Data excerpts:
╭──
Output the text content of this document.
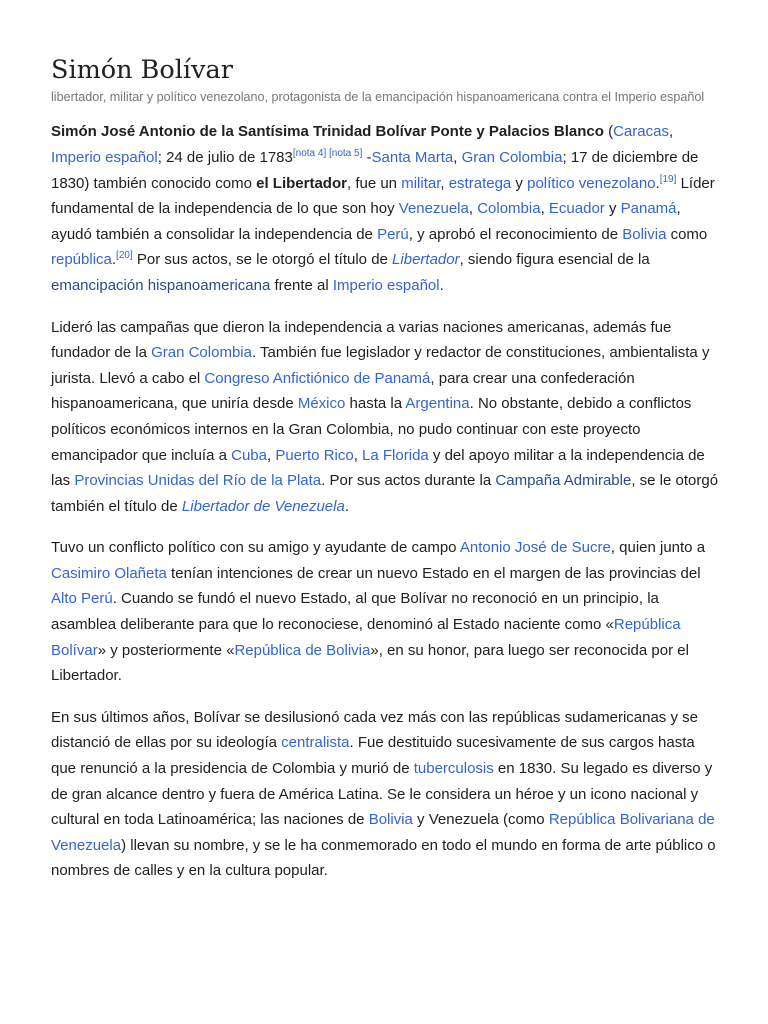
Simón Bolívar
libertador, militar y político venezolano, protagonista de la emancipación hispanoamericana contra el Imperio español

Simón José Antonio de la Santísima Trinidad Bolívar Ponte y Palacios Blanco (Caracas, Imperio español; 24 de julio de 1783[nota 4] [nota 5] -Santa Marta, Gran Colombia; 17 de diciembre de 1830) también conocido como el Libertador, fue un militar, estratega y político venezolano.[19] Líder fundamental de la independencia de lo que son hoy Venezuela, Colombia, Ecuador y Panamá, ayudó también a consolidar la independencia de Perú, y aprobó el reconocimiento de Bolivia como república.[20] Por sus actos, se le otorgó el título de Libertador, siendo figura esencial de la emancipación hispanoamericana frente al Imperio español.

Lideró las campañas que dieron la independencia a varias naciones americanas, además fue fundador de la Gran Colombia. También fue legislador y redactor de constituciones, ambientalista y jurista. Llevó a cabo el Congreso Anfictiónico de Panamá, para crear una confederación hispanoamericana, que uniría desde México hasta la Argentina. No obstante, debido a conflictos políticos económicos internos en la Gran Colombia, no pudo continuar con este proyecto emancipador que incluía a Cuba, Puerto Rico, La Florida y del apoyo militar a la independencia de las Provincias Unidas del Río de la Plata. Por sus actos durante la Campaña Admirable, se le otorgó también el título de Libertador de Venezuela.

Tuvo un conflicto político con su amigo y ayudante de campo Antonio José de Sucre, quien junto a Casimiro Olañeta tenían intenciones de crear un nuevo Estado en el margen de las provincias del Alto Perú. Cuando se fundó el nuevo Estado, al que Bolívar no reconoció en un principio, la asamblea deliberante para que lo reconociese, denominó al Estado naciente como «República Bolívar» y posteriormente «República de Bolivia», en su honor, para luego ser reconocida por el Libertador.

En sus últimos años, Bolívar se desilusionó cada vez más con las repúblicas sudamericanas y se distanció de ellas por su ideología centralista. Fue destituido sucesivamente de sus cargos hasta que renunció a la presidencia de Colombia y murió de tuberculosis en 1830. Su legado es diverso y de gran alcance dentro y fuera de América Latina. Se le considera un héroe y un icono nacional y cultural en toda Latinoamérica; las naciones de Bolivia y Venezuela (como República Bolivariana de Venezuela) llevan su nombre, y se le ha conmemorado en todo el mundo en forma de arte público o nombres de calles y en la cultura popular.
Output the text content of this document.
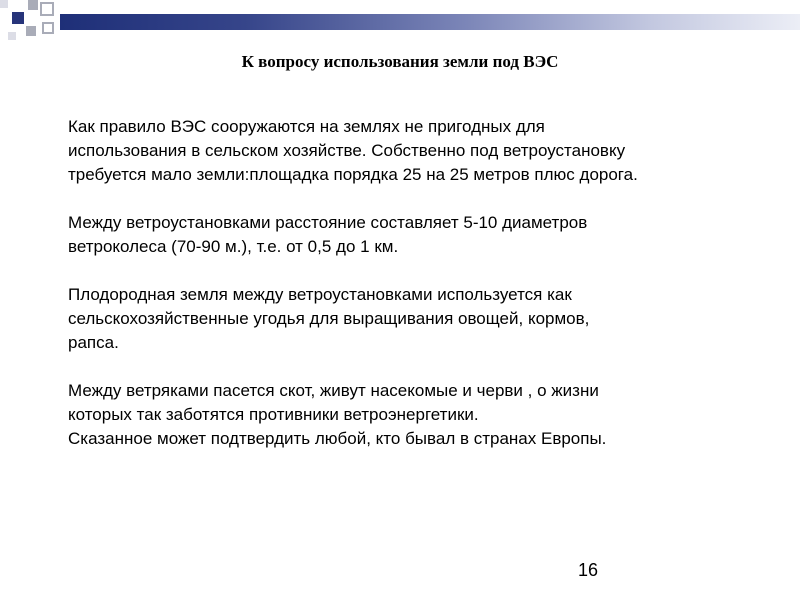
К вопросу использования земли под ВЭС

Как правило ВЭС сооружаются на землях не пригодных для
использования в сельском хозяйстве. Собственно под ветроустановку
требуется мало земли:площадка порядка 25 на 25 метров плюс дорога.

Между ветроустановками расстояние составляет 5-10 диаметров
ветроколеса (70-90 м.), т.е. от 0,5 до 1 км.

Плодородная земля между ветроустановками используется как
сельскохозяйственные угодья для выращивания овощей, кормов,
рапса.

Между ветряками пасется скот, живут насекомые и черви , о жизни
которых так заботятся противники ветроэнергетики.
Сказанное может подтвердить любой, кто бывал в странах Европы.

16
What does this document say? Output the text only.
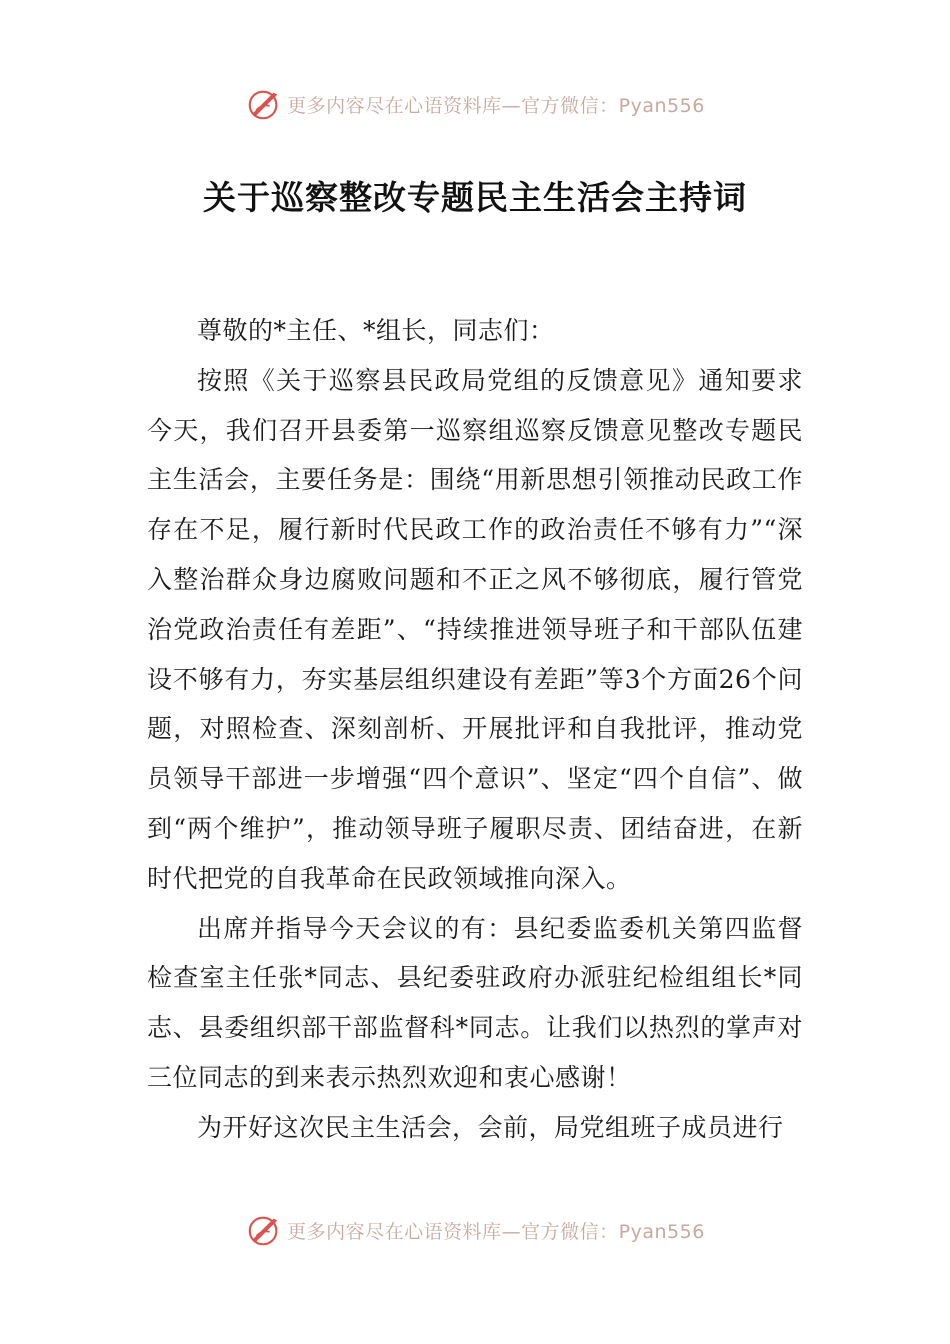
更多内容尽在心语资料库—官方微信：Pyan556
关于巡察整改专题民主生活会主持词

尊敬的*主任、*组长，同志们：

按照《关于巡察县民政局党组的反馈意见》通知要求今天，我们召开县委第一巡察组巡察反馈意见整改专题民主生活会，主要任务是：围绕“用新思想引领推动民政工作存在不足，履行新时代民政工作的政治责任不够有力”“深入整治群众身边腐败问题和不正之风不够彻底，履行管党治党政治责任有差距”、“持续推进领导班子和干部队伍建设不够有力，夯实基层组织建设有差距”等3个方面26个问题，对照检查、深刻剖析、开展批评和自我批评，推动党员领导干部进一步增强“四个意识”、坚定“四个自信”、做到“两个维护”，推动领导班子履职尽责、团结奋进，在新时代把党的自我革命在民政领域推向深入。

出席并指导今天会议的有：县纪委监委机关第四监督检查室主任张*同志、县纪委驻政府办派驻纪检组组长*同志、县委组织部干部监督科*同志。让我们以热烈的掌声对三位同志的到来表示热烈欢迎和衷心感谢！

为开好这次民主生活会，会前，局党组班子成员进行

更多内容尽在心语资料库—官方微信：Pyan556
╰──
Copy and report every line where the word "Simón" is present.

Simón Bolívar
Simón José Antonio de la Santísima Trinidad Bolívar Ponte y Palacios Blanco (Caracas, Imperio español; 24 de julio de 1783[nota 4] [nota 5] -Santa Marta, Gran Colombia; 17 de diciembre de 1830) también conocido como el Libertador, fue un militar, estratega y político venezolano.[19] Líder fundamental de la independencia de lo que son hoy Venezuela, Colombia, Ecuador y Panamá, ayudó también a consolidar la independencia de Perú, y aprobó el reconocimiento de Bolivia como república.[20] Por sus actos, se le otorgó el título de Libertador, siendo figura esencial de la emancipación hispanoamericana frente al Imperio español.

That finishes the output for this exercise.